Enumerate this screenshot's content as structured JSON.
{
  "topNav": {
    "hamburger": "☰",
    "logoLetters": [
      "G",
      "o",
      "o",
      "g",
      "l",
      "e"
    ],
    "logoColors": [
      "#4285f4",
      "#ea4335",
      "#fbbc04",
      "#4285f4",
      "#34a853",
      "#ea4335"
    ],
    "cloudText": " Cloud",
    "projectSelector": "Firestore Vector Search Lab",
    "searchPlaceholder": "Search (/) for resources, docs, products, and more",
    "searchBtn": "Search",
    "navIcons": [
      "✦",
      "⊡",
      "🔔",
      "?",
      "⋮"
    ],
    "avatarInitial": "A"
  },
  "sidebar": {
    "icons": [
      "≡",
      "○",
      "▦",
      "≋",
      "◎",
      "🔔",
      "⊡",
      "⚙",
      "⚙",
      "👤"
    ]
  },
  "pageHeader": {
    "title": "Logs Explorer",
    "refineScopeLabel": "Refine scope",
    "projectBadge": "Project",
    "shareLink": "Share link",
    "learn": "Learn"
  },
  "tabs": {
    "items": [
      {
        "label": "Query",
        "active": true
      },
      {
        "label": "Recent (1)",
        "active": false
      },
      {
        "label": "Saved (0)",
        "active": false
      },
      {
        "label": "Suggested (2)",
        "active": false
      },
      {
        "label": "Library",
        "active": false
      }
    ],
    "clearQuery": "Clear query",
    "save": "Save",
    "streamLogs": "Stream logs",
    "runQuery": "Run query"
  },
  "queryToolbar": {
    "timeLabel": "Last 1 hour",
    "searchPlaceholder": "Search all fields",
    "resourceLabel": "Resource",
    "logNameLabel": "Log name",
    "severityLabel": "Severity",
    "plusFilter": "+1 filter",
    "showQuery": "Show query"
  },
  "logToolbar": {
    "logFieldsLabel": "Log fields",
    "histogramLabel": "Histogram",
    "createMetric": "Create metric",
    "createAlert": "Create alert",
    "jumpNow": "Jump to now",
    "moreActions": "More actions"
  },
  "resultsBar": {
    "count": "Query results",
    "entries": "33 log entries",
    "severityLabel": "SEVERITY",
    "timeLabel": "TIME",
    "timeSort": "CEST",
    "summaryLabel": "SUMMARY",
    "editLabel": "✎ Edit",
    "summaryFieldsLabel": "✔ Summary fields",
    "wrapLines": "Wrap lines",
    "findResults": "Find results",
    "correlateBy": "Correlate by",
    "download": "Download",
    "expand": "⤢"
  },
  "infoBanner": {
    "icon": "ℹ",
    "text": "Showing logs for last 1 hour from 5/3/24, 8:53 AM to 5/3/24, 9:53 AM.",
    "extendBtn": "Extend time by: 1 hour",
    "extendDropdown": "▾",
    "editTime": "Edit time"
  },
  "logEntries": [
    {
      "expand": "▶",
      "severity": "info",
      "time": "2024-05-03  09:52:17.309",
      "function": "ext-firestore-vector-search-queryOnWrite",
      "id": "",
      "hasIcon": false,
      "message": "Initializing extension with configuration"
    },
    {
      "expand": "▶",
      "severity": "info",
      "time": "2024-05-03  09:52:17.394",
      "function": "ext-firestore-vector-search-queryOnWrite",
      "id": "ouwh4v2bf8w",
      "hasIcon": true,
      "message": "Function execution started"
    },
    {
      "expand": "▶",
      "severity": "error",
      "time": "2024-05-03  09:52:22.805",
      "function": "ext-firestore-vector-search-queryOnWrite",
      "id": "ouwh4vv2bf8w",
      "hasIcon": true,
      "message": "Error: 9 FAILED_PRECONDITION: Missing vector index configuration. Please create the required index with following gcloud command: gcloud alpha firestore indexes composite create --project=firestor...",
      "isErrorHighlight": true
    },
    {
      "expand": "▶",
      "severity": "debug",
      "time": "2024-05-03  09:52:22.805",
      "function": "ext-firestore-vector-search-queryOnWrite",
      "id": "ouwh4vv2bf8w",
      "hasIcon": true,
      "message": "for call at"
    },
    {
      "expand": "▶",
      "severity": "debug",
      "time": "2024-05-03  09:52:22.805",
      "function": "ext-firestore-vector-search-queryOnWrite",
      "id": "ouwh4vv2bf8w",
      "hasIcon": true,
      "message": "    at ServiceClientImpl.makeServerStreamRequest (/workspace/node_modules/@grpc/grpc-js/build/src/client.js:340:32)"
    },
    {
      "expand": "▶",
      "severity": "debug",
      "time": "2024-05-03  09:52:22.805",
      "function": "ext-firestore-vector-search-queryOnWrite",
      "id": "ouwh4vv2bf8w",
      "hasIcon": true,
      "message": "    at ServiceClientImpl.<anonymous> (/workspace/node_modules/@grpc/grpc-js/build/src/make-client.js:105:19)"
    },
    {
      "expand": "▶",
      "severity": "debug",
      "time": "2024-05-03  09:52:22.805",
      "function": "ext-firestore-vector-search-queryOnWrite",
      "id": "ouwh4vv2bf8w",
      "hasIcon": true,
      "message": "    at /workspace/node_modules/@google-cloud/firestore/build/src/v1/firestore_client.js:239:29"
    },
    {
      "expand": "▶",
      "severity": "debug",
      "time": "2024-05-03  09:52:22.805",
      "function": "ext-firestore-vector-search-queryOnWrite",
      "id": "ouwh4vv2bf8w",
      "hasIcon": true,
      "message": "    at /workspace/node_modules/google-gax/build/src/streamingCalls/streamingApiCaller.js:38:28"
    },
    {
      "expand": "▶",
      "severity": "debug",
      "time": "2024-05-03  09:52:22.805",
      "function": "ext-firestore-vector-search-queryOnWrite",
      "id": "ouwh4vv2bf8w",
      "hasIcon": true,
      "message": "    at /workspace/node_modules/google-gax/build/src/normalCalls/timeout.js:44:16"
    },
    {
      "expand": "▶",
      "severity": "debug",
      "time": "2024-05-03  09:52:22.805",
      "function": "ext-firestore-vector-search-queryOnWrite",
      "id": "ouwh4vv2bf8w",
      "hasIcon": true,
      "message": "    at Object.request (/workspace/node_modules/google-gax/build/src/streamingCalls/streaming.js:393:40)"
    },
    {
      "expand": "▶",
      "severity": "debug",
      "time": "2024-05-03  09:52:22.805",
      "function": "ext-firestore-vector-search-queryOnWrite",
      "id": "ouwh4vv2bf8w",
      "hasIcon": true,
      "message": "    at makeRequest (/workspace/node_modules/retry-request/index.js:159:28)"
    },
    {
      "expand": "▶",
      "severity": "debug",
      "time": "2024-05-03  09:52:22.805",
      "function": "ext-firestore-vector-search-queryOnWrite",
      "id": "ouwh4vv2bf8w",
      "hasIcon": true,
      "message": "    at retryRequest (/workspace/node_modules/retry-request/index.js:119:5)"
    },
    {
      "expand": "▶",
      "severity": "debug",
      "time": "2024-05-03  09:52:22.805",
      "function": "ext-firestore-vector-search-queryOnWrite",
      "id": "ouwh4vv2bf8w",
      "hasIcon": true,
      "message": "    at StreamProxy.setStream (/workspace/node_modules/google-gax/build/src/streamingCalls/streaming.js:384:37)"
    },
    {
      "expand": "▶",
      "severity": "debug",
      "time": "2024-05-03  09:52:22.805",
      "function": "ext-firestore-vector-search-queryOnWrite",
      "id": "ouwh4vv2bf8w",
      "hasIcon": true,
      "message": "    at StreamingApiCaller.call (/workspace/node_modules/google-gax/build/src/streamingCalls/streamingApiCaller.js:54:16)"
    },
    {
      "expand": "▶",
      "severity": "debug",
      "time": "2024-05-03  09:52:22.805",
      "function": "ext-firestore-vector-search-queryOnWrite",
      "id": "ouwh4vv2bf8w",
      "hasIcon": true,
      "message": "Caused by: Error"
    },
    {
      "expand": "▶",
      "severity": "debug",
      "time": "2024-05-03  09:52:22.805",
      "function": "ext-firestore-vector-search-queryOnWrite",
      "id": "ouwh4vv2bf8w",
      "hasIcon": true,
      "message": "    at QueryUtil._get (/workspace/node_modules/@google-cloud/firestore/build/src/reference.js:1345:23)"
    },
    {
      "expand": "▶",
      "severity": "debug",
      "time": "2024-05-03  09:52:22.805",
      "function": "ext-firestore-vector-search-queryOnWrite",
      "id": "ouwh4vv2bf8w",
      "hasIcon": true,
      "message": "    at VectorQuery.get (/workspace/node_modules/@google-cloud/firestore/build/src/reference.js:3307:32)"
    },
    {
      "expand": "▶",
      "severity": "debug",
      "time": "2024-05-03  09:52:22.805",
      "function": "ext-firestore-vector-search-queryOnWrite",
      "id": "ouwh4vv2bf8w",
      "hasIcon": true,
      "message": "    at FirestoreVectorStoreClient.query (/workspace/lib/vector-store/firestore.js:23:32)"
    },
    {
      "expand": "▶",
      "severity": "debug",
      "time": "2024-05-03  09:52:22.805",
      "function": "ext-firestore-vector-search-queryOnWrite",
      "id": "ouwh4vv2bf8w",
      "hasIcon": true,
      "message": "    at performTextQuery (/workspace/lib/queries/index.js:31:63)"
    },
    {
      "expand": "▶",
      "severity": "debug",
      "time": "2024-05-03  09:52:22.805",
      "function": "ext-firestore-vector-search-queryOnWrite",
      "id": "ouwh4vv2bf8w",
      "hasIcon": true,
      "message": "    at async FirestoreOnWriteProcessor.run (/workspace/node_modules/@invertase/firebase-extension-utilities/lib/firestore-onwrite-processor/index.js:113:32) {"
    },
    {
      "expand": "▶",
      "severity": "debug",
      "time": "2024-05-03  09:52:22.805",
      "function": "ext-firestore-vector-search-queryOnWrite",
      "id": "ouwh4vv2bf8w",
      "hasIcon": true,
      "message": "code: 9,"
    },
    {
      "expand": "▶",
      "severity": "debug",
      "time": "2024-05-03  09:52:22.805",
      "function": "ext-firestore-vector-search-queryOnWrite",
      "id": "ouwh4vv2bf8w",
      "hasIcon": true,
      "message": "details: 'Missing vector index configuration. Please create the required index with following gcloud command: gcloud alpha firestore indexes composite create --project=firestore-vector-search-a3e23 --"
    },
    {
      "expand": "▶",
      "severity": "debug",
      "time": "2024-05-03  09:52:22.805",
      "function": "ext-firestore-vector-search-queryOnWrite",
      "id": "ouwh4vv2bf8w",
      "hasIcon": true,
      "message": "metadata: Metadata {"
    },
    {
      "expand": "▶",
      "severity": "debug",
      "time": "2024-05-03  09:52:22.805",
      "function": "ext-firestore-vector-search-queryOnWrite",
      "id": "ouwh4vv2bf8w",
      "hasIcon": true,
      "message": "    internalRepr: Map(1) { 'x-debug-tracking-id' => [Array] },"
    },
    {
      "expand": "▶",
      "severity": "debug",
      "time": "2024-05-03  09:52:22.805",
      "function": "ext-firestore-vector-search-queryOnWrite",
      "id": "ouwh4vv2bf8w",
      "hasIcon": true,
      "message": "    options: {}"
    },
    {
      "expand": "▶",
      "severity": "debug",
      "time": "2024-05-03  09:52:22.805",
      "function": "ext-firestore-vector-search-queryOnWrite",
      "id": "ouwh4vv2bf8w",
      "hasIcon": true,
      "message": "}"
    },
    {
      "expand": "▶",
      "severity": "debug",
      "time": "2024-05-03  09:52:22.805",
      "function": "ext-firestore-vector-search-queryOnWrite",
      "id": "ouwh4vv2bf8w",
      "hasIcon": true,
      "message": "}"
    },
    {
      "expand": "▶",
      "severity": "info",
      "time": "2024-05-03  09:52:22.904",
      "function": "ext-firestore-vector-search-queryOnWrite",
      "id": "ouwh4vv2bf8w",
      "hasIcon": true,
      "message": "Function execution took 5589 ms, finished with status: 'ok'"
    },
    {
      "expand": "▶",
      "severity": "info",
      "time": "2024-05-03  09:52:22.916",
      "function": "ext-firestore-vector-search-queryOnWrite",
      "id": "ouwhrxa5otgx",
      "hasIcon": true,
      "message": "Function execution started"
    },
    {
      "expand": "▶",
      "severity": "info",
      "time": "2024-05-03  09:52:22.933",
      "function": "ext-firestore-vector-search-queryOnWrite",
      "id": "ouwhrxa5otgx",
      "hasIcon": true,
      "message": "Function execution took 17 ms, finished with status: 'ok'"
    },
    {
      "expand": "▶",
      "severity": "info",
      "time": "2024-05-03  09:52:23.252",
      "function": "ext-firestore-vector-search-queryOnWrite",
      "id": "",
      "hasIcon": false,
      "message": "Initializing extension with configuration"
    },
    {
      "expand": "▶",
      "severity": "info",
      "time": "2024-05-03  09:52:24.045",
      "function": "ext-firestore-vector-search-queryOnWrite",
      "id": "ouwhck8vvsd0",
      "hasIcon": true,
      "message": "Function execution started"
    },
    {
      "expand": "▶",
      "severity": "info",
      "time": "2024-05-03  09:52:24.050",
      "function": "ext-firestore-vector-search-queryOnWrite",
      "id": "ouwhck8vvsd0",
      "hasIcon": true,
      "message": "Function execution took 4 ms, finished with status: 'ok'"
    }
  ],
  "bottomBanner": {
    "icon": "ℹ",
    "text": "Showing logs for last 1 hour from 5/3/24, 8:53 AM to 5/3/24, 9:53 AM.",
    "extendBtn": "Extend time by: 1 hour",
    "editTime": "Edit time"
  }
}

* **THE REQUEST**
Copy out every line of the listing that includes the string "following".

* **OUTPUT OF THE EXERCISE**
      "message": "Error: 9 FAILED_PRECONDITION: Missing vector index configuration. Please create the required index with following gcloud command: gcloud alpha firestore indexes composite create --project=firestor...",
      "message": "details: 'Missing vector index configuration. Please create the required index with following gcloud command: gcloud alpha firestore indexes composite create --project=firestore-vector-search-a3e23 --"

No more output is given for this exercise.